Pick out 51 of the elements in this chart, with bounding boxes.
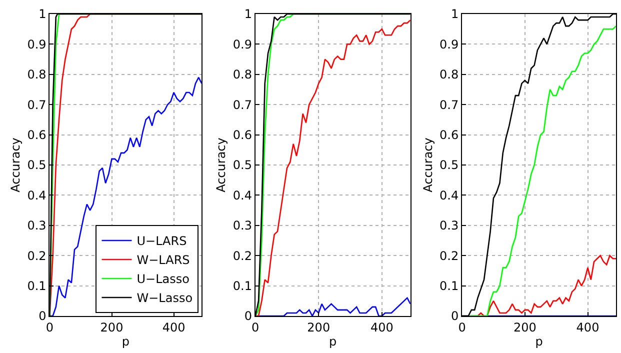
- line-series: [50, 76, 202, 316]
- y-tick-label: 0.7: [27, 98, 46, 112]
- y-tick-label: 0.3: [440, 218, 459, 233]
- y-tick-label: 0.5: [27, 158, 46, 172]
- y-tick-label: 0.7: [440, 98, 459, 112]
- y-tick-label: 0.2: [232, 248, 252, 263]
- y-tick-label: 1: [244, 7, 252, 22]
- y-tick-label: 0.3: [232, 218, 252, 233]
- y-tick-label: 0.1: [440, 279, 459, 293]
- y-tick-label: 0.5: [440, 158, 459, 172]
- x-axis-title: p: [535, 334, 543, 348]
- y-tick-label: 0.5: [232, 158, 252, 172]
- x-axis-title: p: [329, 334, 337, 348]
- y-tick-label: 0: [450, 309, 459, 324]
- x-tick-label: 200: [100, 320, 124, 334]
- legend-label: W−Lasso: [136, 291, 193, 306]
- y-tick-label: 0.3: [27, 218, 46, 233]
- y-tick-label: 0.9: [232, 37, 252, 52]
- y-tick-label: 0.2: [440, 248, 459, 263]
- legend-label: W−LARS: [136, 253, 190, 268]
- x-axis-title: p: [122, 334, 130, 348]
- y-axis-title: Accuracy: [214, 138, 228, 192]
- y-tick-label: 0.4: [440, 188, 459, 202]
- y-tick-label: 1: [38, 7, 46, 22]
- y-tick-label: 0.8: [232, 68, 252, 82]
- y-axis-title: Accuracy: [420, 138, 435, 192]
- legend-label: U−LARS: [136, 234, 187, 248]
- x-tick-label: 400: [576, 320, 600, 334]
- legend-label: U−Lasso: [136, 272, 190, 286]
- x-tick-label: 200: [307, 320, 330, 334]
- y-tick-label: 0.6: [232, 128, 252, 142]
- y-tick-label: 0.8: [27, 68, 46, 82]
- y-tick-label: 0.7: [232, 98, 252, 112]
- y-tick-label: 1: [450, 7, 459, 22]
- y-tick-label: 0.6: [27, 128, 46, 142]
- y-axis-title: Accuracy: [8, 138, 23, 192]
- line-series: [50, 14, 202, 316]
- y-tick-label: 0.4: [232, 188, 252, 202]
- y-tick-label: 0.1: [232, 279, 252, 293]
- y-tick-label: 0: [244, 309, 252, 324]
- x-tick-label: 400: [370, 320, 394, 334]
- y-tick-label: 0.9: [27, 37, 46, 52]
- x-tick-label: 400: [162, 320, 186, 334]
- y-tick-label: 0: [38, 309, 46, 324]
- y-tick-label: 0.6: [440, 128, 459, 142]
- y-tick-label: 0.2: [27, 248, 46, 263]
- y-tick-label: 0.8: [440, 68, 459, 82]
- y-tick-label: 0.1: [27, 279, 46, 293]
- x-tick-label: 200: [513, 320, 536, 334]
- y-tick-label: 0.4: [27, 188, 46, 202]
- y-tick-label: 0.9: [440, 37, 459, 52]
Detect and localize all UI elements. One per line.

--

■ TASK DETAILS
Copy the listing above line for line, with no changes, and leave out the picture.

■ SOLUTION TO THE EXERCISE
Pick out 51 of the elements in this chart, with bounding boxes.
- line-series: [50, 76, 202, 316]
- y-tick-label: 0.7: [27, 98, 46, 112]
- y-tick-label: 0.3: [440, 218, 459, 233]
- y-tick-label: 0.5: [27, 158, 46, 172]
- y-tick-label: 0.7: [440, 98, 459, 112]
- y-tick-label: 0.2: [232, 248, 252, 263]
- y-tick-label: 1: [244, 7, 252, 22]
- y-tick-label: 0.3: [232, 218, 252, 233]
- y-tick-label: 0.1: [440, 279, 459, 293]
- y-tick-label: 0.5: [440, 158, 459, 172]
- x-axis-title: p: [535, 334, 543, 348]
- y-tick-label: 0.5: [232, 158, 252, 172]
- x-axis-title: p: [329, 334, 337, 348]
- y-tick-label: 0: [450, 309, 459, 324]
- x-tick-label: 200: [100, 320, 124, 334]
- legend-label: W−Lasso: [136, 291, 193, 306]
- y-tick-label: 0.3: [27, 218, 46, 233]
- y-tick-label: 0.9: [232, 37, 252, 52]
- y-tick-label: 0.2: [440, 248, 459, 263]
- legend-label: W−LARS: [136, 253, 190, 268]
- x-axis-title: p: [122, 334, 130, 348]
- y-axis-title: Accuracy: [214, 138, 228, 192]
- y-tick-label: 0.4: [440, 188, 459, 202]
- y-tick-label: 1: [38, 7, 46, 22]
- y-tick-label: 0.8: [232, 68, 252, 82]
- y-axis-title: Accuracy: [420, 138, 435, 192]
- legend-label: U−LARS: [136, 234, 187, 248]
- x-tick-label: 400: [576, 320, 600, 334]
- legend-label: U−Lasso: [136, 272, 190, 286]
- x-tick-label: 200: [307, 320, 330, 334]
- y-tick-label: 0.6: [232, 128, 252, 142]
- y-tick-label: 0.8: [27, 68, 46, 82]
- y-tick-label: 0.7: [232, 98, 252, 112]
- y-tick-label: 1: [450, 7, 459, 22]
- y-tick-label: 0.6: [27, 128, 46, 142]
- y-axis-title: Accuracy: [8, 138, 23, 192]
- line-series: [50, 14, 202, 316]
- y-tick-label: 0.4: [232, 188, 252, 202]
- y-tick-label: 0.1: [232, 279, 252, 293]
- y-tick-label: 0: [244, 309, 252, 324]
- x-tick-label: 400: [370, 320, 394, 334]
- y-tick-label: 0.9: [27, 37, 46, 52]
- x-tick-label: 400: [162, 320, 186, 334]
- y-tick-label: 0: [38, 309, 46, 324]
- y-tick-label: 0.6: [440, 128, 459, 142]
- y-tick-label: 0.2: [27, 248, 46, 263]
- y-tick-label: 0.8: [440, 68, 459, 82]
- y-tick-label: 0.1: [27, 279, 46, 293]
- x-tick-label: 200: [513, 320, 536, 334]
- y-tick-label: 0.4: [27, 188, 46, 202]
- y-tick-label: 0.9: [440, 37, 459, 52]
Detect and localize all UI elements. One per line.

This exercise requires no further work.